- [REQUIREMENTS]
Go through the listing and copy every line word for word.

─── EXTRACTED MATERIAL

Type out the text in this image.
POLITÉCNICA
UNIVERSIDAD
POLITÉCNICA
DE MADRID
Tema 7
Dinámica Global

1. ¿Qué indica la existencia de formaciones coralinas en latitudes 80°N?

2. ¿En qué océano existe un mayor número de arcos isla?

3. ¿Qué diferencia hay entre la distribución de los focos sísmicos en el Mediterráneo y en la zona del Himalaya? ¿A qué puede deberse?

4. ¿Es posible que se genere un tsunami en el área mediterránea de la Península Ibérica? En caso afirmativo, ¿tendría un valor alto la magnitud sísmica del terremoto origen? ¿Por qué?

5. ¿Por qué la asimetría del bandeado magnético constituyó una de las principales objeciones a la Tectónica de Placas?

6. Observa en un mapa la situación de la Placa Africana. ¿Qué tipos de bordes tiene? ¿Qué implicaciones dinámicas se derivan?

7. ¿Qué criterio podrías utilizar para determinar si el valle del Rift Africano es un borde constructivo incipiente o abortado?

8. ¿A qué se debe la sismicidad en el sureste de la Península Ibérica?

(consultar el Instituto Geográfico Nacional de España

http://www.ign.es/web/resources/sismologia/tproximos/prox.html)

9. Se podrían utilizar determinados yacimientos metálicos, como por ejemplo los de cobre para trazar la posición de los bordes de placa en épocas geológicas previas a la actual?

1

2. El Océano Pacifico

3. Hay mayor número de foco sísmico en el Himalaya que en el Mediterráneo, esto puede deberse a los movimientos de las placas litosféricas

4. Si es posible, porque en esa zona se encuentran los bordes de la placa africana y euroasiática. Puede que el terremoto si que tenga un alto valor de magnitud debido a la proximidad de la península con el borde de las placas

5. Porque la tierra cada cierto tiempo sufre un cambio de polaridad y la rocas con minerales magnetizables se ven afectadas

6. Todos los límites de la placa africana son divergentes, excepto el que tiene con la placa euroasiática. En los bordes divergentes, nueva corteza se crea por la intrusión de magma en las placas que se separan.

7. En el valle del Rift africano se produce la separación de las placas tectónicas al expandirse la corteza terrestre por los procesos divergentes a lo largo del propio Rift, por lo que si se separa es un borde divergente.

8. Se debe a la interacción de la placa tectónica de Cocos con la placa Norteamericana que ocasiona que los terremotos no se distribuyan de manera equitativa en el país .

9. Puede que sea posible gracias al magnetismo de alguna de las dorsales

──────

- [RESPONSE BELOW]
Type out the text in this image.
POLITÉCNICA
UNIVERSIDAD
POLITÉCNICA
DE MADRID
Tema 7
Dinámica Global

1. ¿Qué indica la existencia de formaciones coralinas en latitudes 80°N?

2. ¿En qué océano existe un mayor número de arcos isla?

3. ¿Qué diferencia hay entre la distribución de los focos sísmicos en el Mediterráneo y en la zona del Himalaya? ¿A qué puede deberse?

4. ¿Es posible que se genere un tsunami en el área mediterránea de la Península Ibérica? En caso afirmativo, ¿tendría un valor alto la magnitud sísmica del terremoto origen? ¿Por qué?

5. ¿Por qué la asimetría del bandeado magnético constituyó una de las principales objeciones a la Tectónica de Placas?

6. Observa en un mapa la situación de la Placa Africana. ¿Qué tipos de bordes tiene? ¿Qué implicaciones dinámicas se derivan?

7. ¿Qué criterio podrías utilizar para determinar si el valle del Rift Africano es un borde constructivo incipiente o abortado?

8. ¿A qué se debe la sismicidad en el sureste de la Península Ibérica?

(consultar el Instituto Geográfico Nacional de España

http://www.ign.es/web/resources/sismologia/tproximos/prox.html)

9. Se podrían utilizar determinados yacimientos metálicos, como por ejemplo los de cobre para trazar la posición de los bordes de placa en épocas geológicas previas a la actual?

1

2. El Océano Pacifico

3. Hay mayor número de foco sísmico en el Himalaya que en el Mediterráneo, esto puede deberse a los movimientos de las placas litosféricas

4. Si es posible, porque en esa zona se encuentran los bordes de la placa africana y euroasiática. Puede que el terremoto si que tenga un alto valor de magnitud debido a la proximidad de la península con el borde de las placas

5. Porque la tierra cada cierto tiempo sufre un cambio de polaridad y la rocas con minerales magnetizables se ven afectadas

6. Todos los límites de la placa africana son divergentes, excepto el que tiene con la placa euroasiática. En los bordes divergentes, nueva corteza se crea por la intrusión de magma en las placas que se separan.

7. En el valle del Rift africano se produce la separación de las placas tectónicas al expandirse la corteza terrestre por los procesos divergentes a lo largo del propio Rift, por lo que si se separa es un borde divergente.

8. Se debe a la interacción de la placa tectónica de Cocos con la placa Norteamericana que ocasiona que los terremotos no se distribuyan de manera equitativa en el país .

9. Puede que sea posible gracias al magnetismo de alguna de las dorsales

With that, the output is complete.